§ **Request**
Extract from the listing each line in which the word "JSON" appears.

§ **Records supplied**
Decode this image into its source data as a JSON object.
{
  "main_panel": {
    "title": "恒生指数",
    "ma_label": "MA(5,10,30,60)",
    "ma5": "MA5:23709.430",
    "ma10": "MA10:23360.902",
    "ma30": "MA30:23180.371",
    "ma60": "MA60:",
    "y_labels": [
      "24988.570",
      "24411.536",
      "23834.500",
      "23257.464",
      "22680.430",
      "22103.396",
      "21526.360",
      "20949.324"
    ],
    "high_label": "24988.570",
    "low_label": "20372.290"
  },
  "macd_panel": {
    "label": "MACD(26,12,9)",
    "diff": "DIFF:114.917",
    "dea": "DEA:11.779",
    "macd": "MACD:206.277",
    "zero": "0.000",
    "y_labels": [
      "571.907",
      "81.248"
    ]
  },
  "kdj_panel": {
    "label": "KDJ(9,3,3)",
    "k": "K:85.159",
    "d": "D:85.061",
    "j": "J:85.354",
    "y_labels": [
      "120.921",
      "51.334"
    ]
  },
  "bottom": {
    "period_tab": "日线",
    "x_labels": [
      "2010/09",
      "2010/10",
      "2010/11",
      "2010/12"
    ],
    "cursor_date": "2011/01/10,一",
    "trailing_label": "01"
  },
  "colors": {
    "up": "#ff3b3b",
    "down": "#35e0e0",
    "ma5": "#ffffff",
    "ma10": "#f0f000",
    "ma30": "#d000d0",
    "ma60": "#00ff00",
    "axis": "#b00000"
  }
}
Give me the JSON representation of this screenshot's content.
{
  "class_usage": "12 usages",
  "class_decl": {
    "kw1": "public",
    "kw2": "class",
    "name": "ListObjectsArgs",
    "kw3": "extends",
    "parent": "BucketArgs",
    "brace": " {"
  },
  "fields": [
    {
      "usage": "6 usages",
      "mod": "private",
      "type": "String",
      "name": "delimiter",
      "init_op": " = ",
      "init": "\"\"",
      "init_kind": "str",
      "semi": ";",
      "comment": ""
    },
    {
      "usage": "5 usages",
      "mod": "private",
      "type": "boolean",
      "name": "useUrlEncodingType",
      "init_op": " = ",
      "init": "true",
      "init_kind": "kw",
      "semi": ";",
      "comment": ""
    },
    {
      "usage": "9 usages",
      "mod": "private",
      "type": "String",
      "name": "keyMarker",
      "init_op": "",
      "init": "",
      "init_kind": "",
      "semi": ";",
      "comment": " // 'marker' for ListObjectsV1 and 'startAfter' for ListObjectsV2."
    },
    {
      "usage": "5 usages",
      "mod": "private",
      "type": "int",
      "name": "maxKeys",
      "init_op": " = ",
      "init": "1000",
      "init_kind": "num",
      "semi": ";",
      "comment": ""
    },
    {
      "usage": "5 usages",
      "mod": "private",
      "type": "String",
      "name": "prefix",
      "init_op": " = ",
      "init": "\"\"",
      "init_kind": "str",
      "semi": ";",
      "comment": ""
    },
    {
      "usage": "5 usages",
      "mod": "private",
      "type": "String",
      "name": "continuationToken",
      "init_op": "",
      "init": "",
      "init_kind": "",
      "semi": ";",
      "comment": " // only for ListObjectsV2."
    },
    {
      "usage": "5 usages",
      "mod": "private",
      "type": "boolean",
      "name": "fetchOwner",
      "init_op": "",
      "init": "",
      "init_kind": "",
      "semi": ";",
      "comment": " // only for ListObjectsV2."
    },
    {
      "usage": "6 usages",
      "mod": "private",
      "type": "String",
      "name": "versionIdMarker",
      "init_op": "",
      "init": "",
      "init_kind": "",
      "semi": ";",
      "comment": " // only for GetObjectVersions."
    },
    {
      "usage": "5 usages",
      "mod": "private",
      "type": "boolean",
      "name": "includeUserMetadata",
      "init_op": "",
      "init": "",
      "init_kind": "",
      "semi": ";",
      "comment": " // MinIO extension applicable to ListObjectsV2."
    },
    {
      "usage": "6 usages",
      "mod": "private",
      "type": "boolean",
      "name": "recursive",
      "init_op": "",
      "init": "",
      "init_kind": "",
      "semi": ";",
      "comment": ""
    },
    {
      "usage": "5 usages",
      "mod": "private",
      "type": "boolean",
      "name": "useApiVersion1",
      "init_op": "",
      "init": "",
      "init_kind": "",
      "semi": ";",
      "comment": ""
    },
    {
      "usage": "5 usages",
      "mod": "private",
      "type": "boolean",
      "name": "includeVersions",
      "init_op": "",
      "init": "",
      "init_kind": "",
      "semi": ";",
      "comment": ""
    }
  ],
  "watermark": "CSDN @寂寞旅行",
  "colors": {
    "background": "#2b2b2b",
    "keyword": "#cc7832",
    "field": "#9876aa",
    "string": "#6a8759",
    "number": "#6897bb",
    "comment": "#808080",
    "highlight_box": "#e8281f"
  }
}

--

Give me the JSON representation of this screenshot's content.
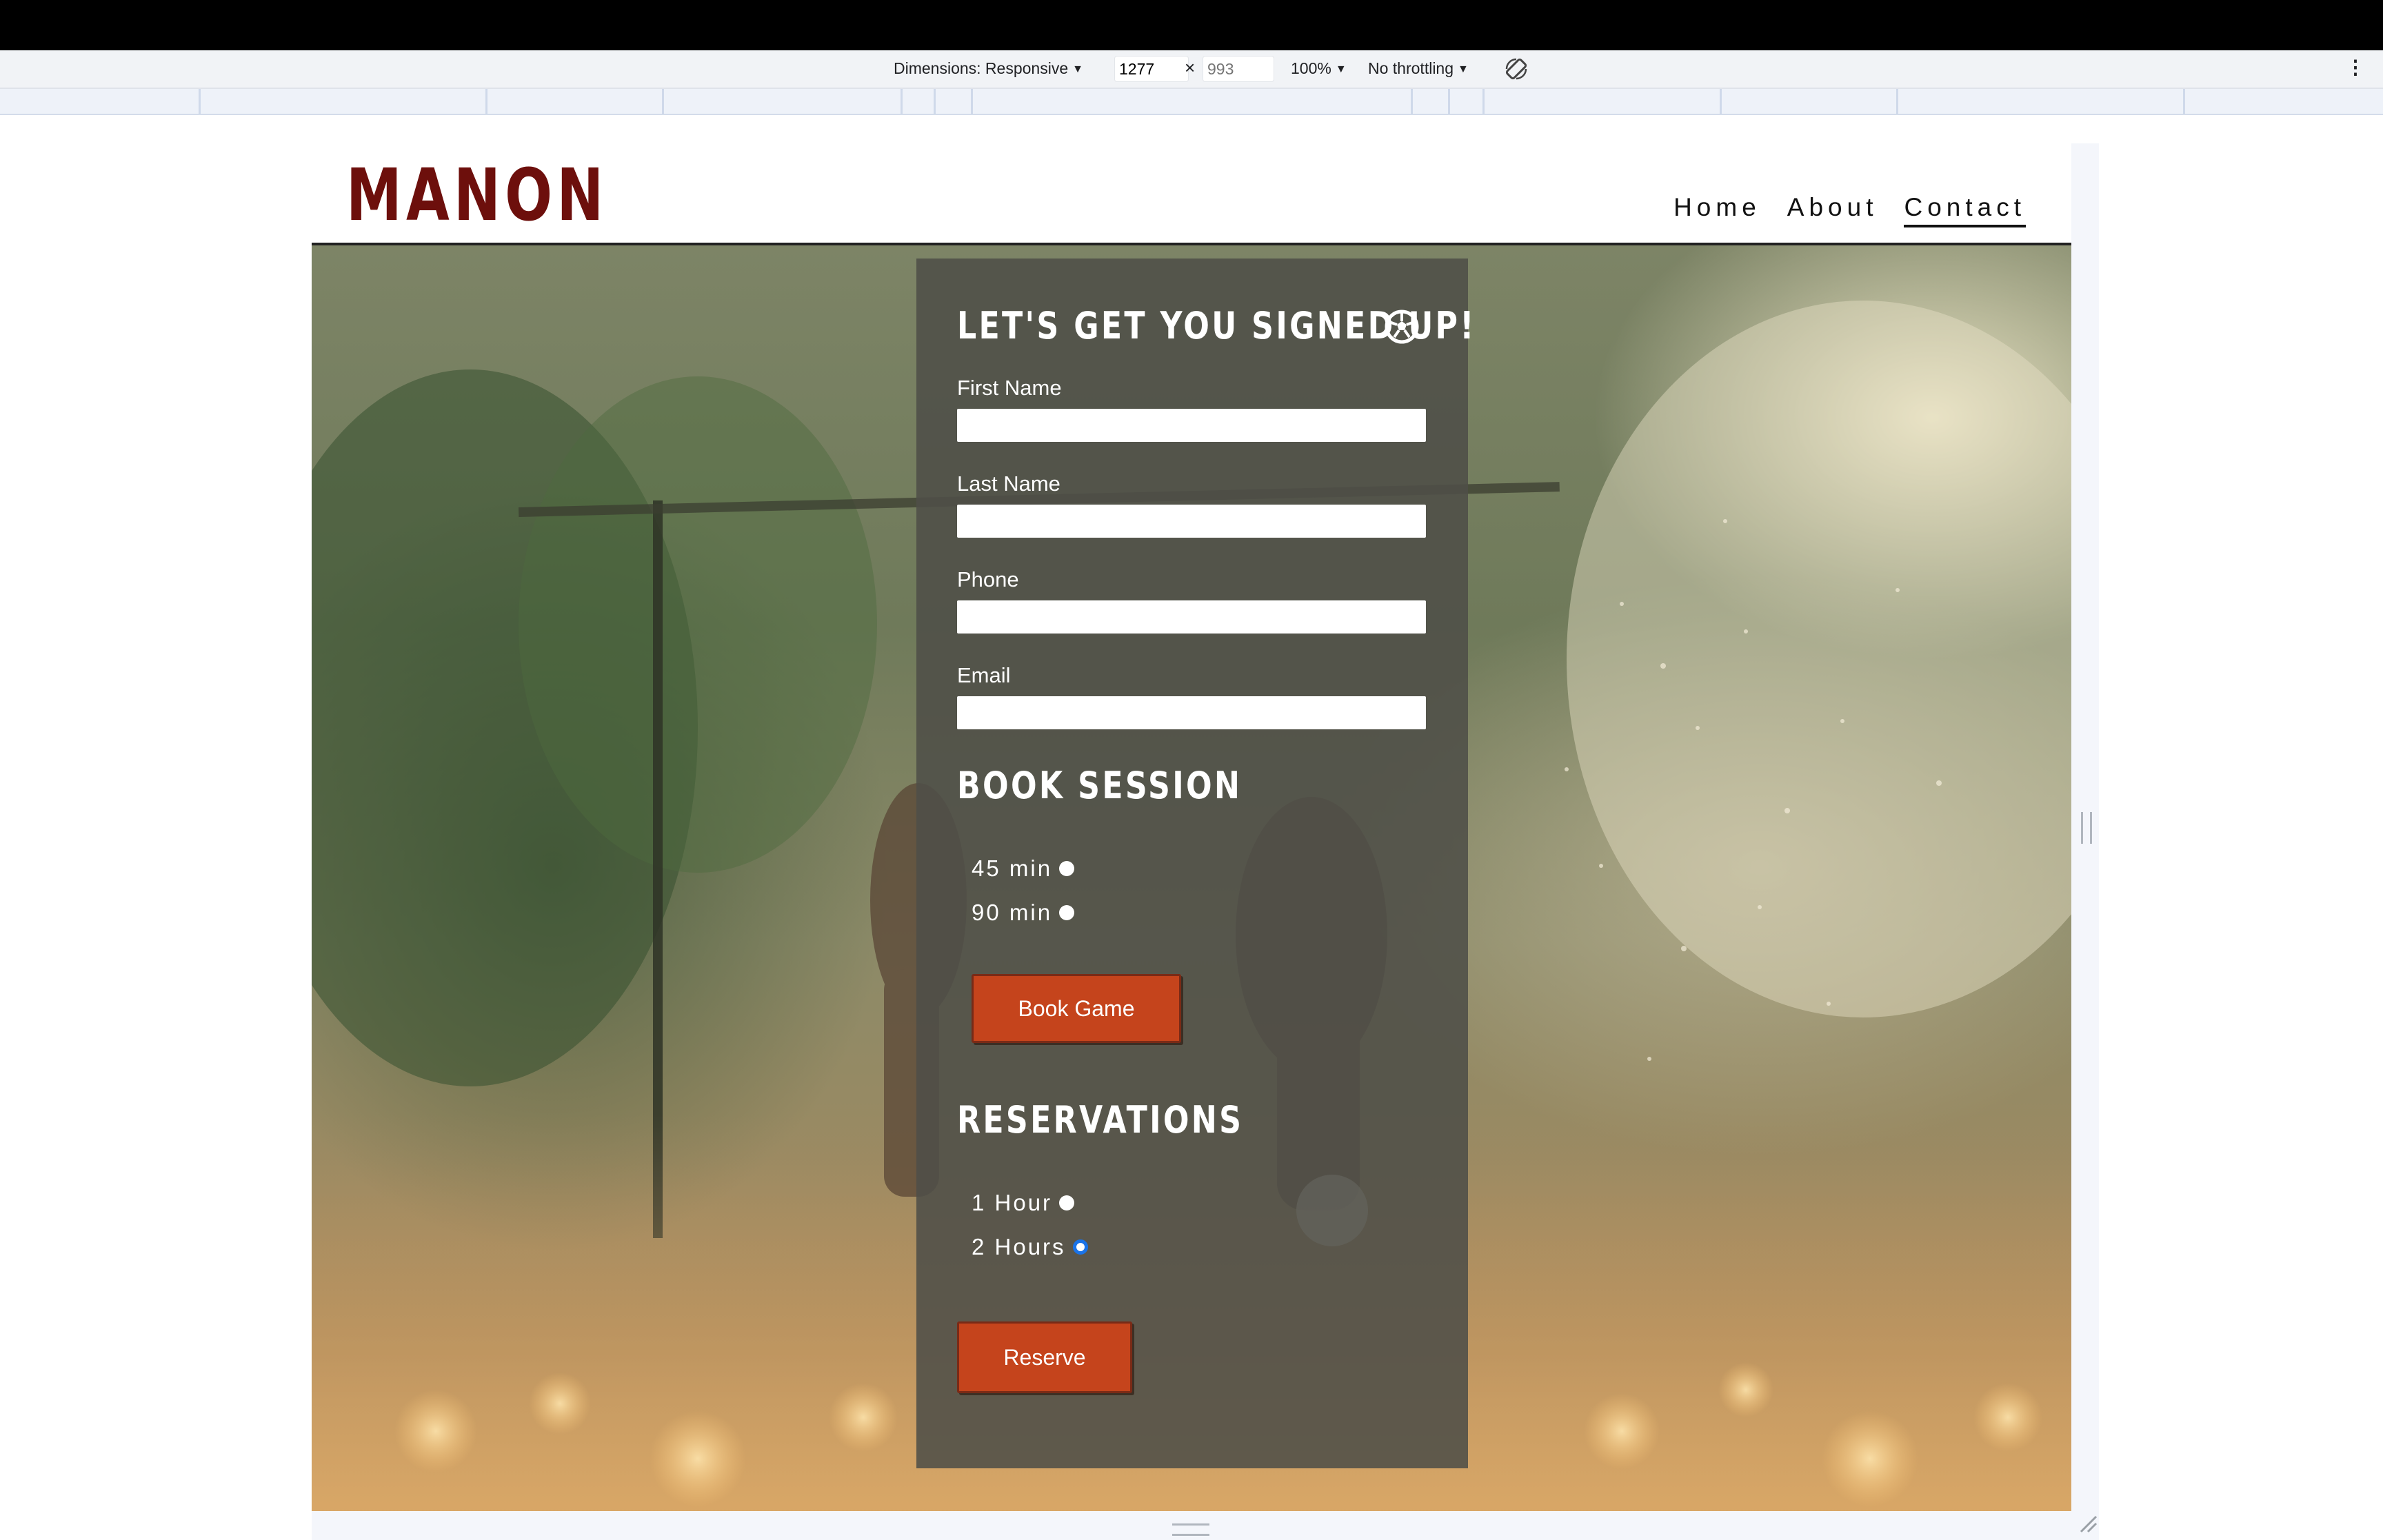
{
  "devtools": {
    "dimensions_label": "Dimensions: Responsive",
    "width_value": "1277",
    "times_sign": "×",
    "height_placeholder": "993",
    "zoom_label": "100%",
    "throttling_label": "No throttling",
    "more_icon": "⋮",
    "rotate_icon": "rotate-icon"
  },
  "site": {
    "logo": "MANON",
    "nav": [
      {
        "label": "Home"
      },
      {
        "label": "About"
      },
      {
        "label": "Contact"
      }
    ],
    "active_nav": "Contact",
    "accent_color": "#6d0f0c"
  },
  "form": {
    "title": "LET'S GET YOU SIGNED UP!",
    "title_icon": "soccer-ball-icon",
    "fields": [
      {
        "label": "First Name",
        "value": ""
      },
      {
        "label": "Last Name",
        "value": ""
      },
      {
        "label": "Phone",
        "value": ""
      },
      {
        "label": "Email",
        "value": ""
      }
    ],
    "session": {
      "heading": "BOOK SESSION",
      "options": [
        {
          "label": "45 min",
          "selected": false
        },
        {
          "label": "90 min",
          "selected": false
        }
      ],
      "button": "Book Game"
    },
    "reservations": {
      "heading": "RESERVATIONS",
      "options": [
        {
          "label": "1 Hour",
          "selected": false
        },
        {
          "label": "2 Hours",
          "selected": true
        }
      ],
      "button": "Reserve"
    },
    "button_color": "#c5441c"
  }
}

---

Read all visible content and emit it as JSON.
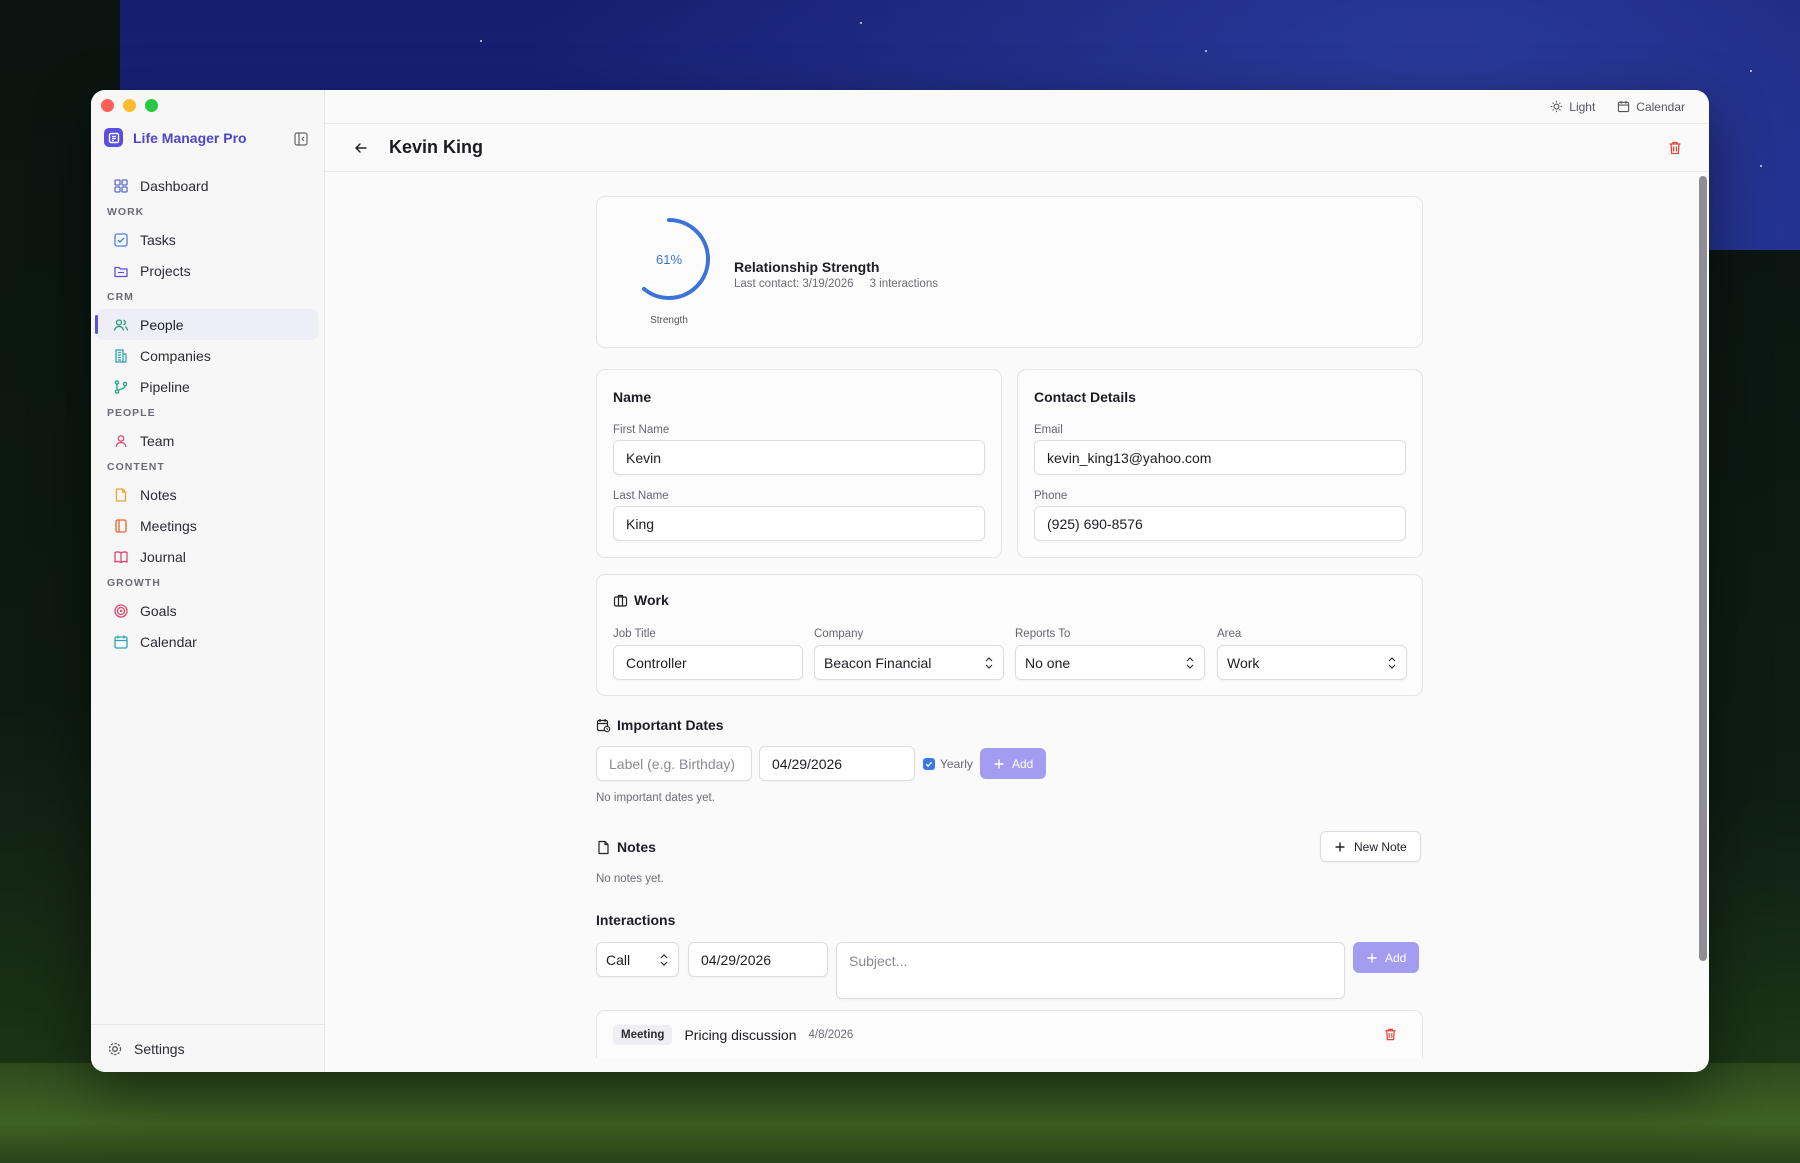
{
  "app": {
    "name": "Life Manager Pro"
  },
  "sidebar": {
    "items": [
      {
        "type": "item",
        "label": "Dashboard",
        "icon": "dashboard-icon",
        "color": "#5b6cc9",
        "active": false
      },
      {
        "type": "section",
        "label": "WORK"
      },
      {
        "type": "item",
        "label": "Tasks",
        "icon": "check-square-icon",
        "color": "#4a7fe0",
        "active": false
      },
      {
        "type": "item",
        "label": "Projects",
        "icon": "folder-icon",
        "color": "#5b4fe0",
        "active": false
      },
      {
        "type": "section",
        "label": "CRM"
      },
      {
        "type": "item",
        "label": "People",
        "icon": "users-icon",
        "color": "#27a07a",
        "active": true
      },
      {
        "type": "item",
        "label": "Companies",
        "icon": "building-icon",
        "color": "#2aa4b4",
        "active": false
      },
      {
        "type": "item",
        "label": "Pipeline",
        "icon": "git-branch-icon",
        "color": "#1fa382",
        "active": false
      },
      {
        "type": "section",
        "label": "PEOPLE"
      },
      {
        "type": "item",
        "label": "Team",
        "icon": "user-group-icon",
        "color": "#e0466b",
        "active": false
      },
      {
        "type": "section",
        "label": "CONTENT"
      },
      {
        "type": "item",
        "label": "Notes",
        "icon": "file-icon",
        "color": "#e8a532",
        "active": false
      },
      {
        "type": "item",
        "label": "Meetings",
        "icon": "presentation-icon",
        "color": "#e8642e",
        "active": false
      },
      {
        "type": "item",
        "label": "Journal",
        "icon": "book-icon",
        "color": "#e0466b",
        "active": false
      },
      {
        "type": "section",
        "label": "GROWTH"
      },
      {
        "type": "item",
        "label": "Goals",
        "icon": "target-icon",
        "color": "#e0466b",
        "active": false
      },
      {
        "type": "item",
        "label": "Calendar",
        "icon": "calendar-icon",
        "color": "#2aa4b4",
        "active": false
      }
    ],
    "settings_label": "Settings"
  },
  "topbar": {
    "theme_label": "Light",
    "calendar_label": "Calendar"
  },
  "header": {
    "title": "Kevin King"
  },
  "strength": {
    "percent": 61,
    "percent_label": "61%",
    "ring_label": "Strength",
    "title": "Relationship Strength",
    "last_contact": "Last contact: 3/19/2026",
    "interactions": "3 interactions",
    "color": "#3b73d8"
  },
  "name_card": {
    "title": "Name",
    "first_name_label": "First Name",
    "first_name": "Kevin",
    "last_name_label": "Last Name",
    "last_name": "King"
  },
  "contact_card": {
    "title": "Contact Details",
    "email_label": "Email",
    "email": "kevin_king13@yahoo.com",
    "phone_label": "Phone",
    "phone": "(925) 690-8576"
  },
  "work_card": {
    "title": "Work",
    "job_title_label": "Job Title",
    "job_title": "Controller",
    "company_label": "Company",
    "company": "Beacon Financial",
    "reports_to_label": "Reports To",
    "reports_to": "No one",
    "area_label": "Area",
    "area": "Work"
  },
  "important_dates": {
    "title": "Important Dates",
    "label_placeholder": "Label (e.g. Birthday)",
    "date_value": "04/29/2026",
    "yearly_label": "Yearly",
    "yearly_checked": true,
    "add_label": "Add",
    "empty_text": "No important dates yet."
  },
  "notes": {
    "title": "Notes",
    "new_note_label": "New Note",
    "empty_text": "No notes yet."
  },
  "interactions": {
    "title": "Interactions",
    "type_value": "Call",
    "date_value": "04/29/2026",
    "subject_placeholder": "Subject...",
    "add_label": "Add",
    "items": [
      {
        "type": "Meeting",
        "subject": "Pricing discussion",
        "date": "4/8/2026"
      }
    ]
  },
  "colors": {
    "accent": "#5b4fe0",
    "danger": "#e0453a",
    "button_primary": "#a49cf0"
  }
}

§ **The answer**
Decode this image into its source data as a JSON object.
Give me the JSON representation of this screenshot's content.
Give me the JSON representation of this screenshot's content.
Read all visible content and emit it as JSON.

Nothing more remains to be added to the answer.